(Dataset entries on figures)

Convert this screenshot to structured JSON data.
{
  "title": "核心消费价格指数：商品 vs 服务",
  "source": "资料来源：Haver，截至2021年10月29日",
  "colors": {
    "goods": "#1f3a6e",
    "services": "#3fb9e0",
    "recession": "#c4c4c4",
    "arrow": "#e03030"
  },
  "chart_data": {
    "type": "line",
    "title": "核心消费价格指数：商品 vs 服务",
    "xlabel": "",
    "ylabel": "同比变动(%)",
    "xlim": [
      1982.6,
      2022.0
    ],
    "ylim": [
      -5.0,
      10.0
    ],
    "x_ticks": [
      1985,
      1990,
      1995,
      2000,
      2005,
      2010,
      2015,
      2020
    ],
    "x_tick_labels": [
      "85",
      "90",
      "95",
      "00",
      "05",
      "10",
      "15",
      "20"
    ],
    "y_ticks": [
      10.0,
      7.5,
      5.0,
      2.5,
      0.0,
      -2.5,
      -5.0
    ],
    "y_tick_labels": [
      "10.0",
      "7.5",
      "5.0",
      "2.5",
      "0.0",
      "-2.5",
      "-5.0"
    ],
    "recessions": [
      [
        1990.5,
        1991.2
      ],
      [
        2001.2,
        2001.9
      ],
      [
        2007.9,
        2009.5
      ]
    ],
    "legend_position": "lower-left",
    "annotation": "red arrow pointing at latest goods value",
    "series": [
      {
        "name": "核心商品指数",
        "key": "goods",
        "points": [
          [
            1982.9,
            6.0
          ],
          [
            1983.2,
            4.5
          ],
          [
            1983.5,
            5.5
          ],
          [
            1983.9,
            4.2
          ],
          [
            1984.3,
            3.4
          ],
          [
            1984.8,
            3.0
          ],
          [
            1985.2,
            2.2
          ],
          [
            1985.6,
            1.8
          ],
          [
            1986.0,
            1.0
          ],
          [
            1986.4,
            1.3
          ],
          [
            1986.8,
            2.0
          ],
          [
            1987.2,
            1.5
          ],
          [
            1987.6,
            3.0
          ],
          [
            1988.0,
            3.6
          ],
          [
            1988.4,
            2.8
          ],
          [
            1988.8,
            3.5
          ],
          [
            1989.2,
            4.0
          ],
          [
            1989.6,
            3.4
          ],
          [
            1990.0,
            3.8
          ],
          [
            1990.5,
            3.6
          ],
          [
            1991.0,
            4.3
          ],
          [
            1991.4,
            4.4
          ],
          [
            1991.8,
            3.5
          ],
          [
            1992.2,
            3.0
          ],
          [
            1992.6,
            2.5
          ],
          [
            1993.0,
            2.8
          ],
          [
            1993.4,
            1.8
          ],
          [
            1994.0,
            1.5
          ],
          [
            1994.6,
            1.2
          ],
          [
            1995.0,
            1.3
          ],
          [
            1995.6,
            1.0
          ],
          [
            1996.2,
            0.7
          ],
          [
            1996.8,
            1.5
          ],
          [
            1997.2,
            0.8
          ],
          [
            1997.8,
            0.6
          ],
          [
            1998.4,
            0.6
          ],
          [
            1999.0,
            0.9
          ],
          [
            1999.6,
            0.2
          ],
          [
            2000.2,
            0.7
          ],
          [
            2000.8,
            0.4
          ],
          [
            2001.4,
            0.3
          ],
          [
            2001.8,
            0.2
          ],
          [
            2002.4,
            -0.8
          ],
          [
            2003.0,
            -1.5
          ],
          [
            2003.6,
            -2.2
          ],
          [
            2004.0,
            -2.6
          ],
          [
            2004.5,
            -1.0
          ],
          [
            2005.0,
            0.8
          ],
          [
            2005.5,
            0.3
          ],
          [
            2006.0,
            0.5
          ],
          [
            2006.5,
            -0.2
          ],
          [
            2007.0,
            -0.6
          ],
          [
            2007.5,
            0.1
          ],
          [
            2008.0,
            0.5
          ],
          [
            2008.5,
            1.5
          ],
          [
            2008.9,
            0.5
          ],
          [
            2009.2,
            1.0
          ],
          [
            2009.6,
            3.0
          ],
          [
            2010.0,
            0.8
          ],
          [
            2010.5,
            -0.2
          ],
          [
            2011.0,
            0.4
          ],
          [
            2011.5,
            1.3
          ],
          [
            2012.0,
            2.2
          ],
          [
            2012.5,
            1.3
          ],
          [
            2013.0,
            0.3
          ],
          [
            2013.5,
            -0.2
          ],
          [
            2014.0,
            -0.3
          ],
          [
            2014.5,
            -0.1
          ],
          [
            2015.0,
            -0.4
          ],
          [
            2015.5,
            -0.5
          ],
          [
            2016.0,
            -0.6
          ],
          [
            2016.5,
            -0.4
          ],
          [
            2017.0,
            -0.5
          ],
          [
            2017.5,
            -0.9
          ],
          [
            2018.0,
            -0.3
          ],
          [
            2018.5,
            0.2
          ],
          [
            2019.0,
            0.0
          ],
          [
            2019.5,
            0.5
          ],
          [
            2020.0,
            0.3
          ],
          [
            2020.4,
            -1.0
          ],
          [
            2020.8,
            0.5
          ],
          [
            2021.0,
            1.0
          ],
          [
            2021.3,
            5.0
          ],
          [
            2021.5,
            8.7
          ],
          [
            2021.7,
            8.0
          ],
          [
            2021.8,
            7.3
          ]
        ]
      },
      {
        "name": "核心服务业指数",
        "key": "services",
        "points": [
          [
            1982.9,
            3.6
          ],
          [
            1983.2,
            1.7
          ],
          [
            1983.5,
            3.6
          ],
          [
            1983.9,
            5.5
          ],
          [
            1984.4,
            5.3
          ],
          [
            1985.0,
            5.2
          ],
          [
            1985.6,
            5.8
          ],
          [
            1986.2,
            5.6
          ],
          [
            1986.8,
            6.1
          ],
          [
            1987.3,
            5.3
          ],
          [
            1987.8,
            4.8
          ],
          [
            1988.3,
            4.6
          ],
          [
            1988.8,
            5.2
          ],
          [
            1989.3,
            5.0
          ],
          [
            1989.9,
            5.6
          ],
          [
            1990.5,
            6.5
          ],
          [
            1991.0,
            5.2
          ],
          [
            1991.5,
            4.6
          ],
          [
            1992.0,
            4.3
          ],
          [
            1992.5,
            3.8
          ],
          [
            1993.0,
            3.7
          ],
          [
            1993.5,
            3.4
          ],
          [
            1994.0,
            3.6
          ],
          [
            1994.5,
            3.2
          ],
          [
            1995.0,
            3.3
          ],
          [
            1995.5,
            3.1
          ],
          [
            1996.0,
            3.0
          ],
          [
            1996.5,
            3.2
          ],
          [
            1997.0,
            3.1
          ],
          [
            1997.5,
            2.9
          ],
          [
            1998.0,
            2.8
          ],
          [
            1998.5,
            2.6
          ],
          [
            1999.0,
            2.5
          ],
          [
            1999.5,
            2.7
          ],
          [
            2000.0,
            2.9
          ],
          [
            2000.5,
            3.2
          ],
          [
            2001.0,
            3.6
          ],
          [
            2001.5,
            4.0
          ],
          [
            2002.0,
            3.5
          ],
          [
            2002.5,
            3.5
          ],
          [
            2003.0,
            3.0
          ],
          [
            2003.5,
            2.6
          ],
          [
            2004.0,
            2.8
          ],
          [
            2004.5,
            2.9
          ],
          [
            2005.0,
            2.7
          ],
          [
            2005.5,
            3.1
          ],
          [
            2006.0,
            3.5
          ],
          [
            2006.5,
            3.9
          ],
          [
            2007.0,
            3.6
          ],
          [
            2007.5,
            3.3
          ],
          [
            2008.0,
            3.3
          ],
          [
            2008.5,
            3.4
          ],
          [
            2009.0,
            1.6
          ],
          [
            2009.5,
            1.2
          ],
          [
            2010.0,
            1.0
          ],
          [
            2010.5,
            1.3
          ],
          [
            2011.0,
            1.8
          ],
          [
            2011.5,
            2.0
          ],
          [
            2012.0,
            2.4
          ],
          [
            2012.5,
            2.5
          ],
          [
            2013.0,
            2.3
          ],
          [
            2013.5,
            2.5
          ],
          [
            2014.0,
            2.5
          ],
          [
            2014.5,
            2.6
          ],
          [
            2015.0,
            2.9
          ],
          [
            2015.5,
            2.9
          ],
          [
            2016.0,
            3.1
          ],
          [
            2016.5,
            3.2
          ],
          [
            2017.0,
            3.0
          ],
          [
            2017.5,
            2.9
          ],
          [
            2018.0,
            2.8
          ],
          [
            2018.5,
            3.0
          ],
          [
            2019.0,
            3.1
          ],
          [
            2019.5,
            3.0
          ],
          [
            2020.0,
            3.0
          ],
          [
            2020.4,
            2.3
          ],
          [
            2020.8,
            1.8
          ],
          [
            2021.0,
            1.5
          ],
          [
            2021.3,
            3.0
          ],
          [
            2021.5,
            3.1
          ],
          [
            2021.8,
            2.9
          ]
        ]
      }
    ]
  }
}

[Directions]
Identify each line in the entries with the word "title" and copy it.

[Task answer]
  "title": "核心消费价格指数：商品 vs 服务",
    "title": "核心消费价格指数：商品 vs 服务",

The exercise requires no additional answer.